Work to be completed:
Copy out the entries exactly, from the first line to the last.

(Stored items from a collection)
** begin **

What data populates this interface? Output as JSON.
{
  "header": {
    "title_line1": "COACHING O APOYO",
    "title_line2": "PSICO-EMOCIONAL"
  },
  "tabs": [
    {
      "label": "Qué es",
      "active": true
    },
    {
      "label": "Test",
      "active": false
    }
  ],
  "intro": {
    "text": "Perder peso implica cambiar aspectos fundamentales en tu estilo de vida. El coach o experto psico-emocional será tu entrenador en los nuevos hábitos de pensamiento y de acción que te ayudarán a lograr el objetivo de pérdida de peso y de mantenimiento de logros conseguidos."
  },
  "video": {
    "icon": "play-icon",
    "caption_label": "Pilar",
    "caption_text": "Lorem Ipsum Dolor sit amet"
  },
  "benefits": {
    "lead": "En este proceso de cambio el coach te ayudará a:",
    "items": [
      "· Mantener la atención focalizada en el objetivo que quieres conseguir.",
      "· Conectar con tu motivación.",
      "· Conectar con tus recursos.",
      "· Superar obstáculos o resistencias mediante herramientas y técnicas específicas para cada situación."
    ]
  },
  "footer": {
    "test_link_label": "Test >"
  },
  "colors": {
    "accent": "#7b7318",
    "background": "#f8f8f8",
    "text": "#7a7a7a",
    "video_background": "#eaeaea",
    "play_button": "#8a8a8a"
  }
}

** end **

Exercise response:
What data populates this interface? Output as JSON.
{
  "header": {
    "title_line1": "COACHING O APOYO",
    "title_line2": "PSICO-EMOCIONAL"
  },
  "tabs": [
    {
      "label": "Qué es",
      "active": true
    },
    {
      "label": "Test",
      "active": false
    }
  ],
  "intro": {
    "text": "Perder peso implica cambiar aspectos fundamentales en tu estilo de vida. El coach o experto psico-emocional será tu entrenador en los nuevos hábitos de pensamiento y de acción que te ayudarán a lograr el objetivo de pérdida de peso y de mantenimiento de logros conseguidos."
  },
  "video": {
    "icon": "play-icon",
    "caption_label": "Pilar",
    "caption_text": "Lorem Ipsum Dolor sit amet"
  },
  "benefits": {
    "lead": "En este proceso de cambio el coach te ayudará a:",
    "items": [
      "· Mantener la atención focalizada en el objetivo que quieres conseguir.",
      "· Conectar con tu motivación.",
      "· Conectar con tus recursos.",
      "· Superar obstáculos o resistencias mediante herramientas y técnicas específicas para cada situación."
    ]
  },
  "footer": {
    "test_link_label": "Test >"
  },
  "colors": {
    "accent": "#7b7318",
    "background": "#f8f8f8",
    "text": "#7a7a7a",
    "video_background": "#eaeaea",
    "play_button": "#8a8a8a"
  }
}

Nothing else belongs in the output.